## AIM
Filter this data down to the lines that hold "JSON", and copy them.

==== DATASET RECORDS ====

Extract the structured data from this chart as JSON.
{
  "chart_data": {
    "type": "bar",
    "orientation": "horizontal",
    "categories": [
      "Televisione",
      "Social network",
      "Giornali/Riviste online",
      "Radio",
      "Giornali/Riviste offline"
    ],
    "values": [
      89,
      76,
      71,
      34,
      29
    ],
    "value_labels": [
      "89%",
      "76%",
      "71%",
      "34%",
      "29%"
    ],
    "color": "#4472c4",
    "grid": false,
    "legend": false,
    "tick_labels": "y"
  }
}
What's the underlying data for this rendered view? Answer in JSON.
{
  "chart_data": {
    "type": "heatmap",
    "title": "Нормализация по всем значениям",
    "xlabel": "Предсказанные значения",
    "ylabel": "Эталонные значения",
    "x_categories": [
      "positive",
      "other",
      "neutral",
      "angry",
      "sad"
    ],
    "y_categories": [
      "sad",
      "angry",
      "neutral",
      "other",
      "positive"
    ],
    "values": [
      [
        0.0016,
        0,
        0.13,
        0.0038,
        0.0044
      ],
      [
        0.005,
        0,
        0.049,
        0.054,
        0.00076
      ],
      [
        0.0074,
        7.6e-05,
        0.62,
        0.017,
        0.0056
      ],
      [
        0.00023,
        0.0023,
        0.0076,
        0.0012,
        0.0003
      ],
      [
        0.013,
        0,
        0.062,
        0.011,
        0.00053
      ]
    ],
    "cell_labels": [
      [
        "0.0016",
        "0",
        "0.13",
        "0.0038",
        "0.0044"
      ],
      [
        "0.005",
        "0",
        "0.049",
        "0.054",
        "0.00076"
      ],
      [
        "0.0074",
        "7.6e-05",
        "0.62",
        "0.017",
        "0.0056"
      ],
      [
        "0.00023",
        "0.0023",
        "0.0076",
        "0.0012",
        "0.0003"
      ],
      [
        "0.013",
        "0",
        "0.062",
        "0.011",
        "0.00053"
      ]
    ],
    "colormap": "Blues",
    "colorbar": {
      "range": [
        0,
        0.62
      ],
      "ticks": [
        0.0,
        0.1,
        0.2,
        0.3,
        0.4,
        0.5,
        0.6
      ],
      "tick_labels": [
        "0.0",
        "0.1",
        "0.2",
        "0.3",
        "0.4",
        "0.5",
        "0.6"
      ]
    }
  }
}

====

## RESULT OF THIS TASK
Extract the structured data from this chart as JSON.
What's the underlying data for this rendered view? Answer in JSON.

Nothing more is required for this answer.